JOB:
The listing must be reproduced in full, exactly as it stands.

Stored entries
——————————

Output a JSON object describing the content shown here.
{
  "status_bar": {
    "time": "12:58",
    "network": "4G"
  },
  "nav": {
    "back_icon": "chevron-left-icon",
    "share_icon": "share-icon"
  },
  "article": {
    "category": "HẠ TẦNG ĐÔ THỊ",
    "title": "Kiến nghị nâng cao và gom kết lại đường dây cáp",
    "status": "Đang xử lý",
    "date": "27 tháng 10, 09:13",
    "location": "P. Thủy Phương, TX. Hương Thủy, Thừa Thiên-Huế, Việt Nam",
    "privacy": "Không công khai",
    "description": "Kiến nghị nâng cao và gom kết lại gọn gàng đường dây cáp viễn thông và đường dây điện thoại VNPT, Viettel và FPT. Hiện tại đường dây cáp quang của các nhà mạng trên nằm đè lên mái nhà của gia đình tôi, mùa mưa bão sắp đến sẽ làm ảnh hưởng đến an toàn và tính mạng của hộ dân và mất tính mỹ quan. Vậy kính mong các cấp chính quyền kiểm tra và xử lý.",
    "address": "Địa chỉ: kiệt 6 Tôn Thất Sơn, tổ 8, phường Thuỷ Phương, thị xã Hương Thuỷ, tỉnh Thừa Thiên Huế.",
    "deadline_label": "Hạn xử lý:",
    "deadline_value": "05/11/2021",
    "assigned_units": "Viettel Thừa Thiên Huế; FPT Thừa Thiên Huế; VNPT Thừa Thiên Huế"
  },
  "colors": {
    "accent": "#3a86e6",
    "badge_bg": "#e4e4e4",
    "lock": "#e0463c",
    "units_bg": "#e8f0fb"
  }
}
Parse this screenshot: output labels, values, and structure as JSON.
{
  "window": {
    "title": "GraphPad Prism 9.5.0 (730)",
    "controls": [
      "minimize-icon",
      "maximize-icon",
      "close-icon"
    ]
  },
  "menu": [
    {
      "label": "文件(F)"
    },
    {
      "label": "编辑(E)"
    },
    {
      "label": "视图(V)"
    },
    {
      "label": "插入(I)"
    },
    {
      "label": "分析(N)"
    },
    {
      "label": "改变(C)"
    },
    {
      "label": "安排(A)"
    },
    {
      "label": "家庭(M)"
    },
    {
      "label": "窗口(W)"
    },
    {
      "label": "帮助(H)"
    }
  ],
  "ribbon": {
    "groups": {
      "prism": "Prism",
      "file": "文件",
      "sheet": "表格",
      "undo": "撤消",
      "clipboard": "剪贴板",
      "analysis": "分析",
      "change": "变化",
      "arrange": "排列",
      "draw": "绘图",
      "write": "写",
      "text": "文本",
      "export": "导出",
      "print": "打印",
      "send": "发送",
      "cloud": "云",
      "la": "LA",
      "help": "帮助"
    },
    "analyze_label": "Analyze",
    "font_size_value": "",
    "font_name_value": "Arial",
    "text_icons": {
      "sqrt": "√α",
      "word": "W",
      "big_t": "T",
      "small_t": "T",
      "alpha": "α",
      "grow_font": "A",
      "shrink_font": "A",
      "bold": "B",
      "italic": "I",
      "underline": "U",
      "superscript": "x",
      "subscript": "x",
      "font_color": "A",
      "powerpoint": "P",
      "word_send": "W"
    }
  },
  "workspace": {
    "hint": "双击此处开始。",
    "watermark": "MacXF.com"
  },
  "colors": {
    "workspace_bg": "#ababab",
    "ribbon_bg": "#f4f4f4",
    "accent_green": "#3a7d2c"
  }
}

——————————

EXERCISE RESULT:
Output a JSON object describing the content shown here.
{
  "status_bar": {
    "time": "12:58",
    "network": "4G"
  },
  "nav": {
    "back_icon": "chevron-left-icon",
    "share_icon": "share-icon"
  },
  "article": {
    "category": "HẠ TẦNG ĐÔ THỊ",
    "title": "Kiến nghị nâng cao và gom kết lại đường dây cáp",
    "status": "Đang xử lý",
    "date": "27 tháng 10, 09:13",
    "location": "P. Thủy Phương, TX. Hương Thủy, Thừa Thiên-Huế, Việt Nam",
    "privacy": "Không công khai",
    "description": "Kiến nghị nâng cao và gom kết lại gọn gàng đường dây cáp viễn thông và đường dây điện thoại VNPT, Viettel và FPT. Hiện tại đường dây cáp quang của các nhà mạng trên nằm đè lên mái nhà của gia đình tôi, mùa mưa bão sắp đến sẽ làm ảnh hưởng đến an toàn và tính mạng của hộ dân và mất tính mỹ quan. Vậy kính mong các cấp chính quyền kiểm tra và xử lý.",
    "address": "Địa chỉ: kiệt 6 Tôn Thất Sơn, tổ 8, phường Thuỷ Phương, thị xã Hương Thuỷ, tỉnh Thừa Thiên Huế.",
    "deadline_label": "Hạn xử lý:",
    "deadline_value": "05/11/2021",
    "assigned_units": "Viettel Thừa Thiên Huế; FPT Thừa Thiên Huế; VNPT Thừa Thiên Huế"
  },
  "colors": {
    "accent": "#3a86e6",
    "badge_bg": "#e4e4e4",
    "lock": "#e0463c",
    "units_bg": "#e8f0fb"
  }
}
Parse this screenshot: output labels, values, and structure as JSON.
{
  "window": {
    "title": "GraphPad Prism 9.5.0 (730)",
    "controls": [
      "minimize-icon",
      "maximize-icon",
      "close-icon"
    ]
  },
  "menu": [
    {
      "label": "文件(F)"
    },
    {
      "label": "编辑(E)"
    },
    {
      "label": "视图(V)"
    },
    {
      "label": "插入(I)"
    },
    {
      "label": "分析(N)"
    },
    {
      "label": "改变(C)"
    },
    {
      "label": "安排(A)"
    },
    {
      "label": "家庭(M)"
    },
    {
      "label": "窗口(W)"
    },
    {
      "label": "帮助(H)"
    }
  ],
  "ribbon": {
    "groups": {
      "prism": "Prism",
      "file": "文件",
      "sheet": "表格",
      "undo": "撤消",
      "clipboard": "剪贴板",
      "analysis": "分析",
      "change": "变化",
      "arrange": "排列",
      "draw": "绘图",
      "write": "写",
      "text": "文本",
      "export": "导出",
      "print": "打印",
      "send": "发送",
      "cloud": "云",
      "la": "LA",
      "help": "帮助"
    },
    "analyze_label": "Analyze",
    "font_size_value": "",
    "font_name_value": "Arial",
    "text_icons": {
      "sqrt": "√α",
      "word": "W",
      "big_t": "T",
      "small_t": "T",
      "alpha": "α",
      "grow_font": "A",
      "shrink_font": "A",
      "bold": "B",
      "italic": "I",
      "underline": "U",
      "superscript": "x",
      "subscript": "x",
      "font_color": "A",
      "powerpoint": "P",
      "word_send": "W"
    }
  },
  "workspace": {
    "hint": "双击此处开始。",
    "watermark": "MacXF.com"
  },
  "colors": {
    "workspace_bg": "#ababab",
    "ribbon_bg": "#f4f4f4",
    "accent_green": "#3a7d2c"
  }
}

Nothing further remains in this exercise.